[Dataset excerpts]
────────────────────

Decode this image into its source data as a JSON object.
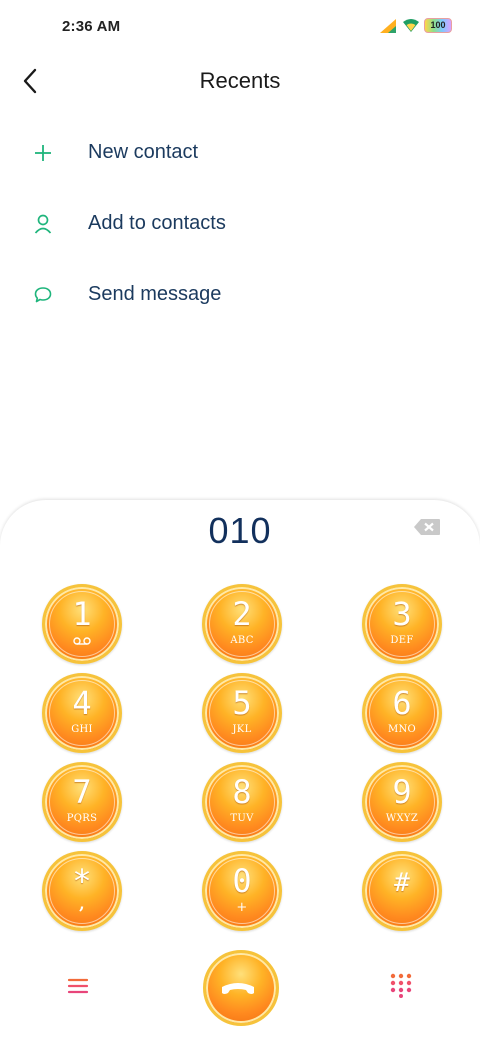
{
  "status_bar": {
    "time": "2:36 AM",
    "battery_level": "100",
    "icons": [
      "signal-icon",
      "wifi-icon",
      "battery-icon"
    ]
  },
  "header": {
    "title": "Recents",
    "back_icon": "back-arrow-icon"
  },
  "actions": [
    {
      "label": "New contact",
      "icon": "plus-icon"
    },
    {
      "label": "Add to contacts",
      "icon": "person-icon"
    },
    {
      "label": "Send message",
      "icon": "message-bubble-icon"
    }
  ],
  "dialer": {
    "number": "010",
    "backspace_icon": "backspace-icon",
    "keys": [
      {
        "digit": "1",
        "letters": ""
      },
      {
        "digit": "2",
        "letters": "ABC"
      },
      {
        "digit": "3",
        "letters": "DEF"
      },
      {
        "digit": "4",
        "letters": "GHI"
      },
      {
        "digit": "5",
        "letters": "JKL"
      },
      {
        "digit": "6",
        "letters": "MNO"
      },
      {
        "digit": "7",
        "letters": "PQRS"
      },
      {
        "digit": "8",
        "letters": "TUV"
      },
      {
        "digit": "9",
        "letters": "WXYZ"
      },
      {
        "digit": "*",
        "letters": ","
      },
      {
        "digit": "0",
        "letters": "+"
      },
      {
        "digit": "#",
        "letters": ""
      }
    ]
  },
  "bottom_bar": {
    "menu_icon": "menu-icon",
    "call_icon": "phone-icon",
    "keypad_icon": "dialpad-icon"
  },
  "colors": {
    "accent_green": "#1fb57c",
    "text_dark_blue": "#1b3a5e",
    "key_orange": "#ff9a1f",
    "key_ring": "#f6c33b"
  }
}
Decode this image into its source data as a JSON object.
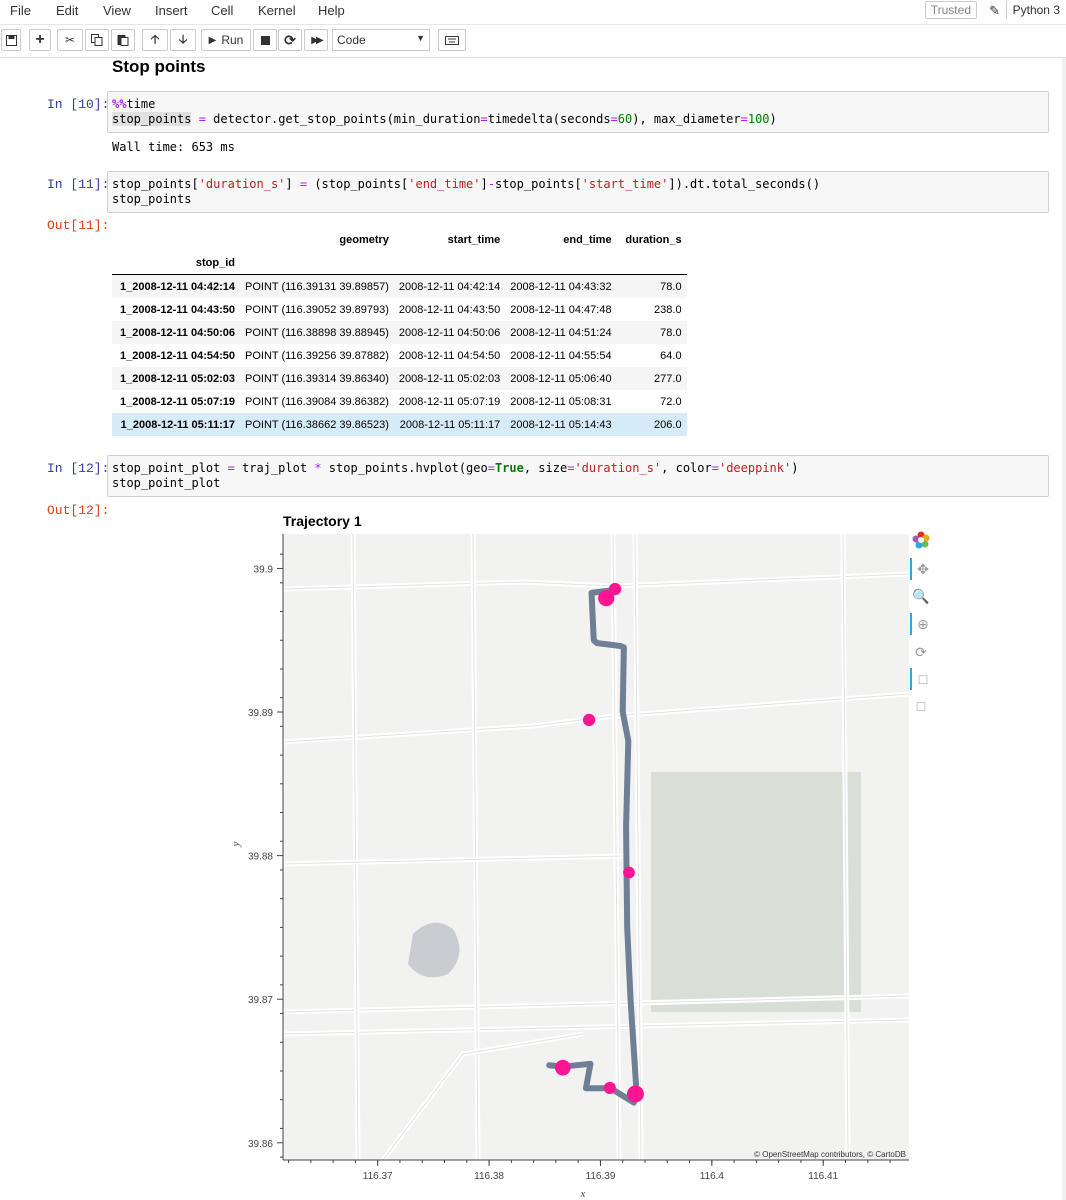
{
  "menu": [
    "File",
    "Edit",
    "View",
    "Insert",
    "Cell",
    "Kernel",
    "Help"
  ],
  "status": {
    "trusted": "Trusted",
    "kernel": "Python 3"
  },
  "toolbar": {
    "run_label": "Run",
    "cell_type": "Code"
  },
  "section_title": "Stop points",
  "cells": [
    {
      "prompt_in": "In [10]:",
      "output": "Wall time: 653 ms"
    },
    {
      "prompt_in": "In [11]:",
      "prompt_out": "Out[11]:"
    },
    {
      "prompt_in": "In [12]:",
      "prompt_out": "Out[12]:"
    }
  ],
  "table": {
    "columns": [
      "geometry",
      "start_time",
      "end_time",
      "duration_s"
    ],
    "index_name": "stop_id",
    "rows": [
      [
        "1_2008-12-11 04:42:14",
        "POINT (116.39131 39.89857)",
        "2008-12-11 04:42:14",
        "2008-12-11 04:43:32",
        "78.0"
      ],
      [
        "1_2008-12-11 04:43:50",
        "POINT (116.39052 39.89793)",
        "2008-12-11 04:43:50",
        "2008-12-11 04:47:48",
        "238.0"
      ],
      [
        "1_2008-12-11 04:50:06",
        "POINT (116.38898 39.88945)",
        "2008-12-11 04:50:06",
        "2008-12-11 04:51:24",
        "78.0"
      ],
      [
        "1_2008-12-11 04:54:50",
        "POINT (116.39256 39.87882)",
        "2008-12-11 04:54:50",
        "2008-12-11 04:55:54",
        "64.0"
      ],
      [
        "1_2008-12-11 05:02:03",
        "POINT (116.39314 39.86340)",
        "2008-12-11 05:02:03",
        "2008-12-11 05:06:40",
        "277.0"
      ],
      [
        "1_2008-12-11 05:07:19",
        "POINT (116.39084 39.86382)",
        "2008-12-11 05:07:19",
        "2008-12-11 05:08:31",
        "72.0"
      ],
      [
        "1_2008-12-11 05:11:17",
        "POINT (116.38662 39.86523)",
        "2008-12-11 05:11:17",
        "2008-12-11 05:14:43",
        "206.0"
      ]
    ]
  },
  "plot": {
    "title": "Trajectory 1",
    "attribution": "© OpenStreetMap contributors, © CartoDB",
    "colors": {
      "trajectory": "#6e7f96",
      "stop": "#ff1493",
      "map_bg": "#f2f2f0"
    }
  },
  "chart_data": {
    "type": "scatter",
    "title": "Trajectory 1",
    "xlabel": "x",
    "ylabel": "y",
    "xlim": [
      116.3615,
      116.4177
    ],
    "ylim": [
      39.8588,
      39.9024
    ],
    "xticks": [
      "116.37",
      "116.38",
      "116.39",
      "116.4",
      "116.41"
    ],
    "yticks": [
      "39.86",
      "39.87",
      "39.88",
      "39.89",
      "39.9"
    ],
    "xtick_values": [
      116.37,
      116.38,
      116.39,
      116.4,
      116.41
    ],
    "ytick_values": [
      39.86,
      39.87,
      39.88,
      39.89,
      39.9
    ],
    "series": [
      {
        "x": [
          116.3912,
          116.3892,
          116.3894,
          116.3897,
          116.3918,
          116.3921,
          116.392,
          116.3925,
          116.3923,
          116.3924,
          116.3927,
          116.3932,
          116.393,
          116.3909,
          116.3887,
          116.3891,
          116.3866,
          116.3854
        ],
        "y": [
          39.8985,
          39.8983,
          39.895,
          39.8948,
          39.8946,
          39.8945,
          39.89,
          39.888,
          39.882,
          39.875,
          39.87,
          39.864,
          39.8628,
          39.8638,
          39.8638,
          39.8655,
          39.8653,
          39.8654
        ]
      },
      {
        "x": [
          116.39131,
          116.39052,
          116.38898,
          116.39256,
          116.39314,
          116.39084,
          116.38662
        ],
        "y": [
          39.89857,
          39.89793,
          39.88945,
          39.87882,
          39.8634,
          39.86382,
          39.86523
        ],
        "size": [
          78.0,
          238.0,
          78.0,
          64.0,
          277.0,
          72.0,
          206.0
        ]
      }
    ]
  }
}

────────────────────

__Aim__
Repeat the material above in full and exactly, omitting the pictures.

__Solved exercise__
Decode this image into its source data as a JSON object.
{
  "status_bar": {
    "time": "2:36 AM",
    "battery_level": "100",
    "icons": [
      "signal-icon",
      "wifi-icon",
      "battery-icon"
    ]
  },
  "header": {
    "title": "Recents",
    "back_icon": "back-arrow-icon"
  },
  "actions": [
    {
      "label": "New contact",
      "icon": "plus-icon"
    },
    {
      "label": "Add to contacts",
      "icon": "person-icon"
    },
    {
      "label": "Send message",
      "icon": "message-bubble-icon"
    }
  ],
  "dialer": {
    "number": "010",
    "backspace_icon": "backspace-icon",
    "keys": [
      {
        "digit": "1",
        "letters": ""
      },
      {
        "digit": "2",
        "letters": "ABC"
      },
      {
        "digit": "3",
        "letters": "DEF"
      },
      {
        "digit": "4",
        "letters": "GHI"
      },
      {
        "digit": "5",
        "letters": "JKL"
      },
      {
        "digit": "6",
        "letters": "MNO"
      },
      {
        "digit": "7",
        "letters": "PQRS"
      },
      {
        "digit": "8",
        "letters": "TUV"
      },
      {
        "digit": "9",
        "letters": "WXYZ"
      },
      {
        "digit": "*",
        "letters": ","
      },
      {
        "digit": "0",
        "letters": "+"
      },
      {
        "digit": "#",
        "letters": ""
      }
    ]
  },
  "bottom_bar": {
    "menu_icon": "menu-icon",
    "call_icon": "phone-icon",
    "keypad_icon": "dialpad-icon"
  },
  "colors": {
    "accent_green": "#1fb57c",
    "text_dark_blue": "#1b3a5e",
    "key_orange": "#ff9a1f",
    "key_ring": "#f6c33b"
  }
}
Decode this image into its source data as a JSON object.
{
  "menu": [
    "File",
    "Edit",
    "View",
    "Insert",
    "Cell",
    "Kernel",
    "Help"
  ],
  "status": {
    "trusted": "Trusted",
    "kernel": "Python 3"
  },
  "toolbar": {
    "run_label": "Run",
    "cell_type": "Code"
  },
  "section_title": "Stop points",
  "cells": [
    {
      "prompt_in": "In [10]:",
      "output": "Wall time: 653 ms"
    },
    {
      "prompt_in": "In [11]:",
      "prompt_out": "Out[11]:"
    },
    {
      "prompt_in": "In [12]:",
      "prompt_out": "Out[12]:"
    }
  ],
  "table": {
    "columns": [
      "geometry",
      "start_time",
      "end_time",
      "duration_s"
    ],
    "index_name": "stop_id",
    "rows": [
      [
        "1_2008-12-11 04:42:14",
        "POINT (116.39131 39.89857)",
        "2008-12-11 04:42:14",
        "2008-12-11 04:43:32",
        "78.0"
      ],
      [
        "1_2008-12-11 04:43:50",
        "POINT (116.39052 39.89793)",
        "2008-12-11 04:43:50",
        "2008-12-11 04:47:48",
        "238.0"
      ],
      [
        "1_2008-12-11 04:50:06",
        "POINT (116.38898 39.88945)",
        "2008-12-11 04:50:06",
        "2008-12-11 04:51:24",
        "78.0"
      ],
      [
        "1_2008-12-11 04:54:50",
        "POINT (116.39256 39.87882)",
        "2008-12-11 04:54:50",
        "2008-12-11 04:55:54",
        "64.0"
      ],
      [
        "1_2008-12-11 05:02:03",
        "POINT (116.39314 39.86340)",
        "2008-12-11 05:02:03",
        "2008-12-11 05:06:40",
        "277.0"
      ],
      [
        "1_2008-12-11 05:07:19",
        "POINT (116.39084 39.86382)",
        "2008-12-11 05:07:19",
        "2008-12-11 05:08:31",
        "72.0"
      ],
      [
        "1_2008-12-11 05:11:17",
        "POINT (116.38662 39.86523)",
        "2008-12-11 05:11:17",
        "2008-12-11 05:14:43",
        "206.0"
      ]
    ]
  },
  "plot": {
    "title": "Trajectory 1",
    "attribution": "© OpenStreetMap contributors, © CartoDB",
    "colors": {
      "trajectory": "#6e7f96",
      "stop": "#ff1493",
      "map_bg": "#f2f2f0"
    }
  },
  "chart_data": {
    "type": "scatter",
    "title": "Trajectory 1",
    "xlabel": "x",
    "ylabel": "y",
    "xlim": [
      116.3615,
      116.4177
    ],
    "ylim": [
      39.8588,
      39.9024
    ],
    "xticks": [
      "116.37",
      "116.38",
      "116.39",
      "116.4",
      "116.41"
    ],
    "yticks": [
      "39.86",
      "39.87",
      "39.88",
      "39.89",
      "39.9"
    ],
    "xtick_values": [
      116.37,
      116.38,
      116.39,
      116.4,
      116.41
    ],
    "ytick_values": [
      39.86,
      39.87,
      39.88,
      39.89,
      39.9
    ],
    "series": [
      {
        "x": [
          116.3912,
          116.3892,
          116.3894,
          116.3897,
          116.3918,
          116.3921,
          116.392,
          116.3925,
          116.3923,
          116.3924,
          116.3927,
          116.3932,
          116.393,
          116.3909,
          116.3887,
          116.3891,
          116.3866,
          116.3854
        ],
        "y": [
          39.8985,
          39.8983,
          39.895,
          39.8948,
          39.8946,
          39.8945,
          39.89,
          39.888,
          39.882,
          39.875,
          39.87,
          39.864,
          39.8628,
          39.8638,
          39.8638,
          39.8655,
          39.8653,
          39.8654
        ]
      },
      {
        "x": [
          116.39131,
          116.39052,
          116.38898,
          116.39256,
          116.39314,
          116.39084,
          116.38662
        ],
        "y": [
          39.89857,
          39.89793,
          39.88945,
          39.87882,
          39.8634,
          39.86382,
          39.86523
        ],
        "size": [
          78.0,
          238.0,
          78.0,
          64.0,
          277.0,
          72.0,
          206.0
        ]
      }
    ]
  }
}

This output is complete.